### What the exercise asks
Examine the records and identify each line that includes the string "villor". Copy those lines.

-- Begin Available data --

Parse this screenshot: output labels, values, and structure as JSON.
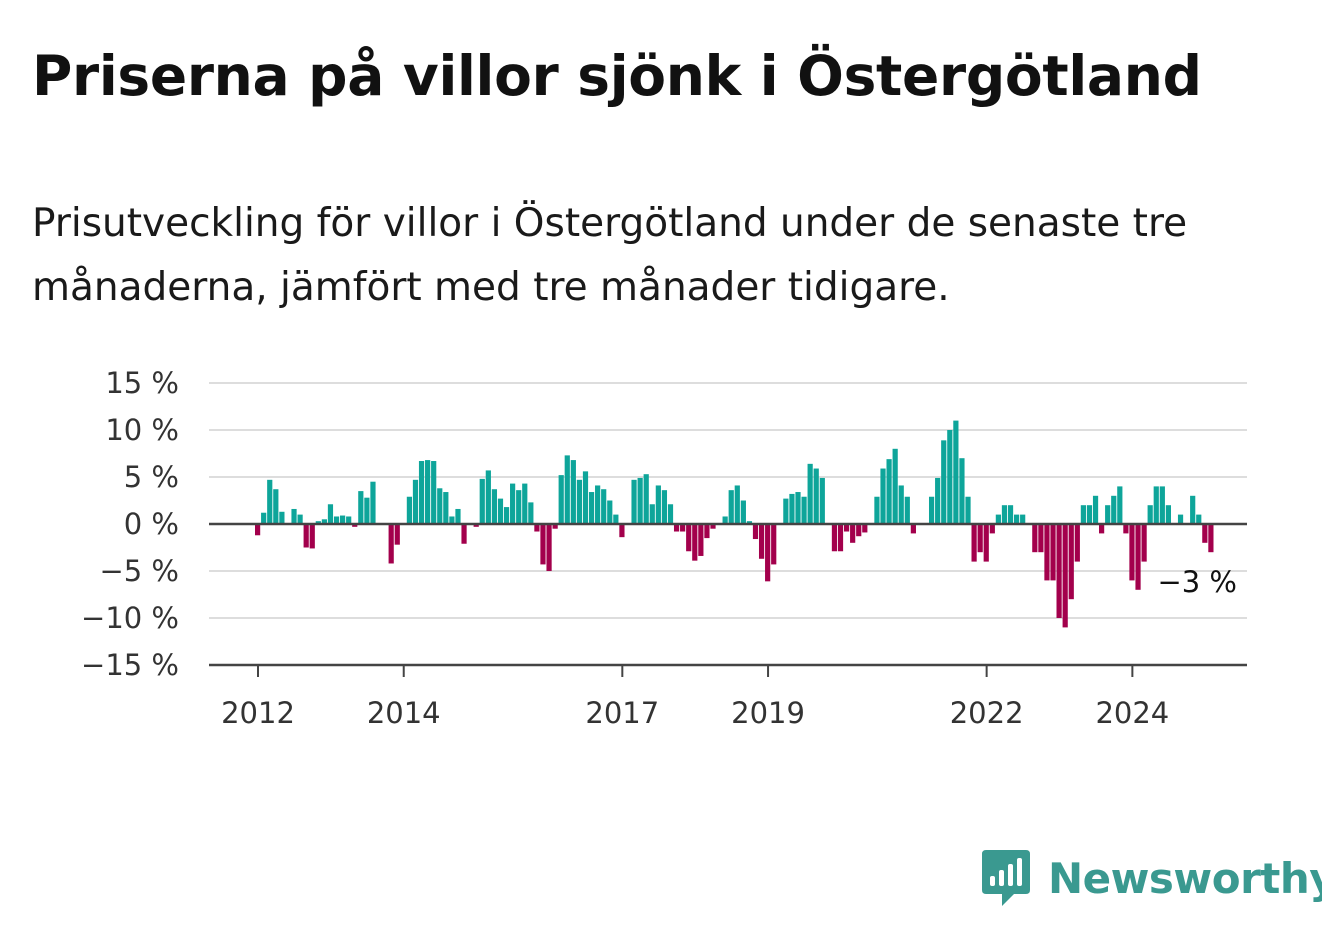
{
  "title": "Priserna på villor sjönk i Östergötland",
  "subtitle": "Prisutveckling för villor i Östergötland under de senaste tre månaderna, jämfört med tre månader tidigare.",
  "brand": {
    "name": "Newsworthy",
    "icon": "newsworthy-bar-chart-icon",
    "color": "#3a9990"
  },
  "colors": {
    "positive": "#0ea59a",
    "negative": "#a3004c",
    "grid": "#dddddd",
    "axis": "#444444"
  },
  "chart_data": {
    "type": "bar",
    "ylim": [
      -15,
      15
    ],
    "y_ticks": [
      15,
      10,
      5,
      0,
      -5,
      -10,
      -15
    ],
    "y_tick_labels": [
      "15 %",
      "10 %",
      "5 %",
      "0 %",
      "−5 %",
      "−10 %",
      "−15 %"
    ],
    "x_ticks": [
      "2012",
      "2014",
      "2017",
      "2019",
      "2022",
      "2024"
    ],
    "grid": true,
    "end_label": "−3 %",
    "series": [
      {
        "values": [
          -1.2,
          1.2,
          4.7,
          3.7,
          1.3,
          0,
          1.6,
          1.0,
          -2.5,
          -2.6,
          0.3,
          0.5,
          2.1,
          0.8,
          0.9,
          0.8,
          -0.3,
          3.5,
          2.8,
          4.5,
          0,
          0,
          -4.2,
          -2.2,
          0,
          2.9,
          4.7,
          6.7,
          6.8,
          6.7,
          3.8,
          3.4,
          0.8,
          1.6,
          -2.1,
          0,
          -0.3,
          4.8,
          5.7,
          3.7,
          2.7,
          1.8,
          4.3,
          3.6,
          4.3,
          2.3,
          -0.8,
          -4.3,
          -5.0,
          -0.5,
          5.2,
          7.3,
          6.8,
          4.7,
          5.6,
          3.4,
          4.1,
          3.7,
          2.5,
          1.0,
          -1.4,
          0,
          4.7,
          4.9,
          5.3,
          2.1,
          4.1,
          3.6,
          2.1,
          -0.8,
          -0.8,
          -2.9,
          -3.9,
          -3.4,
          -1.5,
          -0.5,
          0,
          0.8,
          3.6,
          4.1,
          2.5,
          0.3,
          -1.6,
          -3.7,
          -6.1,
          -4.3,
          0,
          2.7,
          3.2,
          3.4,
          2.9,
          6.4,
          5.9,
          4.9,
          0,
          -2.9,
          -2.9,
          -0.8,
          -2.0,
          -1.3,
          -0.9,
          0,
          2.9,
          5.9,
          6.9,
          8.0,
          4.1,
          2.9,
          -1.0,
          0,
          0,
          2.9,
          4.9,
          8.9,
          10.0,
          11.0,
          7.0,
          2.9,
          -4.0,
          -3.0,
          -4.0,
          -1.0,
          1.0,
          2.0,
          2.0,
          1.0,
          1.0,
          0,
          -3.0,
          -3.0,
          -6.0,
          -6.0,
          -10.0,
          -11.0,
          -8.0,
          -4.0,
          2.0,
          2.0,
          3.0,
          -1.0,
          2.0,
          3.0,
          4.0,
          -1.0,
          -6.0,
          -7.0,
          -4.0,
          2.0,
          4.0,
          4.0,
          2.0,
          0,
          1.0,
          0,
          3.0,
          1.0,
          -2.0,
          -3.0
        ]
      }
    ]
  }
}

-- End Available data --

### Exercise response
  "title": "Priserna på villor sjönk i Östergötland",
  "subtitle": "Prisutveckling för villor i Östergötland under de senaste tre månaderna, jämfört med tre månader tidigare.",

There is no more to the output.